---- Records for the task

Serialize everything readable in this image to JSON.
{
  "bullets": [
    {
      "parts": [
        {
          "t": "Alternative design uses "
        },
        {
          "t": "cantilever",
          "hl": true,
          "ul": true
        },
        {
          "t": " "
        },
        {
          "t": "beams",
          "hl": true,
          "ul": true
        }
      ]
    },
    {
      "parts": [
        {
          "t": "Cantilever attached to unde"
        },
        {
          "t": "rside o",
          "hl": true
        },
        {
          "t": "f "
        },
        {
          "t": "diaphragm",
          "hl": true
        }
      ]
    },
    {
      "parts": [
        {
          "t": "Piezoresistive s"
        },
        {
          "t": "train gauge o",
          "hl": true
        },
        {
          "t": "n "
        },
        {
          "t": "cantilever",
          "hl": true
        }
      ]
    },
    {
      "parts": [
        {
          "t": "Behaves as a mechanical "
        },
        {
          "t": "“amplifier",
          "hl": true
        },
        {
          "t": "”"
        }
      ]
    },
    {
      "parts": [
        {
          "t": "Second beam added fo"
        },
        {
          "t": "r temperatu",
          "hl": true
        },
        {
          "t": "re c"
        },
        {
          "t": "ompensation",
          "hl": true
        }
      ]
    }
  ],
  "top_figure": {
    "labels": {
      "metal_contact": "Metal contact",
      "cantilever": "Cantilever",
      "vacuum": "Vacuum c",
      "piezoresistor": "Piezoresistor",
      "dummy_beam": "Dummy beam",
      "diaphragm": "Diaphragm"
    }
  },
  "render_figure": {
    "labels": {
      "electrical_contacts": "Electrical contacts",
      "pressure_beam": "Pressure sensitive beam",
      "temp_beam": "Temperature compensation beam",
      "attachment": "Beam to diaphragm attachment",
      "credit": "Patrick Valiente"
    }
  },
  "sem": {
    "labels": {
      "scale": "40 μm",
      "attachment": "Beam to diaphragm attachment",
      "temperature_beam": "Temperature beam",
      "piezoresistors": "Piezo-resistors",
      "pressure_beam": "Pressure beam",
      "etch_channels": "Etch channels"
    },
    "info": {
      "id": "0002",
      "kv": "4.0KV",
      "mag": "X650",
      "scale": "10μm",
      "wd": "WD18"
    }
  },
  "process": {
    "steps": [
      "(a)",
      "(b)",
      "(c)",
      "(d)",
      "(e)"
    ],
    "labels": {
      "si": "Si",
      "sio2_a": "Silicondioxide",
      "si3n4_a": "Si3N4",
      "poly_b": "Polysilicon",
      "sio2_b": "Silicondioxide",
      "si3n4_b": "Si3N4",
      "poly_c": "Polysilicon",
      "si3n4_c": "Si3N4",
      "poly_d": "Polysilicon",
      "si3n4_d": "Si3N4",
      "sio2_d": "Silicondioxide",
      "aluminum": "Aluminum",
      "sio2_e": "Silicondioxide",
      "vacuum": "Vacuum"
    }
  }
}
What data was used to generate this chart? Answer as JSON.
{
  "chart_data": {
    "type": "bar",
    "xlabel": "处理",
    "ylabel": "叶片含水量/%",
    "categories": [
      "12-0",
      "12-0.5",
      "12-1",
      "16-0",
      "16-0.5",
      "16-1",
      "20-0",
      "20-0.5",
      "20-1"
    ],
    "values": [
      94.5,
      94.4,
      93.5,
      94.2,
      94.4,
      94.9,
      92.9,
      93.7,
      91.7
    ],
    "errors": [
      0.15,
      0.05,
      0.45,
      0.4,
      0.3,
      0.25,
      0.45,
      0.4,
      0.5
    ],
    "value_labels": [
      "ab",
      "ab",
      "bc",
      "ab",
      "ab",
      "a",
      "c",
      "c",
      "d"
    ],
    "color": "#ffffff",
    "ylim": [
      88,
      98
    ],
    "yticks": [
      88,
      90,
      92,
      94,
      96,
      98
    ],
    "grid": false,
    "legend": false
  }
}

--------

Given instruction →
Each line of the material must be restated exactly.

Solution for this task →
Serialize everything readable in this image to JSON.
{
  "bullets": [
    {
      "parts": [
        {
          "t": "Alternative design uses "
        },
        {
          "t": "cantilever",
          "hl": true,
          "ul": true
        },
        {
          "t": " "
        },
        {
          "t": "beams",
          "hl": true,
          "ul": true
        }
      ]
    },
    {
      "parts": [
        {
          "t": "Cantilever attached to unde"
        },
        {
          "t": "rside o",
          "hl": true
        },
        {
          "t": "f "
        },
        {
          "t": "diaphragm",
          "hl": true
        }
      ]
    },
    {
      "parts": [
        {
          "t": "Piezoresistive s"
        },
        {
          "t": "train gauge o",
          "hl": true
        },
        {
          "t": "n "
        },
        {
          "t": "cantilever",
          "hl": true
        }
      ]
    },
    {
      "parts": [
        {
          "t": "Behaves as a mechanical "
        },
        {
          "t": "“amplifier",
          "hl": true
        },
        {
          "t": "”"
        }
      ]
    },
    {
      "parts": [
        {
          "t": "Second beam added fo"
        },
        {
          "t": "r temperatu",
          "hl": true
        },
        {
          "t": "re c"
        },
        {
          "t": "ompensation",
          "hl": true
        }
      ]
    }
  ],
  "top_figure": {
    "labels": {
      "metal_contact": "Metal contact",
      "cantilever": "Cantilever",
      "vacuum": "Vacuum c",
      "piezoresistor": "Piezoresistor",
      "dummy_beam": "Dummy beam",
      "diaphragm": "Diaphragm"
    }
  },
  "render_figure": {
    "labels": {
      "electrical_contacts": "Electrical contacts",
      "pressure_beam": "Pressure sensitive beam",
      "temp_beam": "Temperature compensation beam",
      "attachment": "Beam to diaphragm attachment",
      "credit": "Patrick Valiente"
    }
  },
  "sem": {
    "labels": {
      "scale": "40 μm",
      "attachment": "Beam to diaphragm attachment",
      "temperature_beam": "Temperature beam",
      "piezoresistors": "Piezo-resistors",
      "pressure_beam": "Pressure beam",
      "etch_channels": "Etch channels"
    },
    "info": {
      "id": "0002",
      "kv": "4.0KV",
      "mag": "X650",
      "scale": "10μm",
      "wd": "WD18"
    }
  },
  "process": {
    "steps": [
      "(a)",
      "(b)",
      "(c)",
      "(d)",
      "(e)"
    ],
    "labels": {
      "si": "Si",
      "sio2_a": "Silicondioxide",
      "si3n4_a": "Si3N4",
      "poly_b": "Polysilicon",
      "sio2_b": "Silicondioxide",
      "si3n4_b": "Si3N4",
      "poly_c": "Polysilicon",
      "si3n4_c": "Si3N4",
      "poly_d": "Polysilicon",
      "si3n4_d": "Si3N4",
      "sio2_d": "Silicondioxide",
      "aluminum": "Aluminum",
      "sio2_e": "Silicondioxide",
      "vacuum": "Vacuum"
    }
  }
}
What data was used to generate this chart? Answer as JSON.
{
  "chart_data": {
    "type": "bar",
    "xlabel": "处理",
    "ylabel": "叶片含水量/%",
    "categories": [
      "12-0",
      "12-0.5",
      "12-1",
      "16-0",
      "16-0.5",
      "16-1",
      "20-0",
      "20-0.5",
      "20-1"
    ],
    "values": [
      94.5,
      94.4,
      93.5,
      94.2,
      94.4,
      94.9,
      92.9,
      93.7,
      91.7
    ],
    "errors": [
      0.15,
      0.05,
      0.45,
      0.4,
      0.3,
      0.25,
      0.45,
      0.4,
      0.5
    ],
    "value_labels": [
      "ab",
      "ab",
      "bc",
      "ab",
      "ab",
      "a",
      "c",
      "c",
      "d"
    ],
    "color": "#ffffff",
    "ylim": [
      88,
      98
    ],
    "yticks": [
      88,
      90,
      92,
      94,
      96,
      98
    ],
    "grid": false,
    "legend": false
  }
}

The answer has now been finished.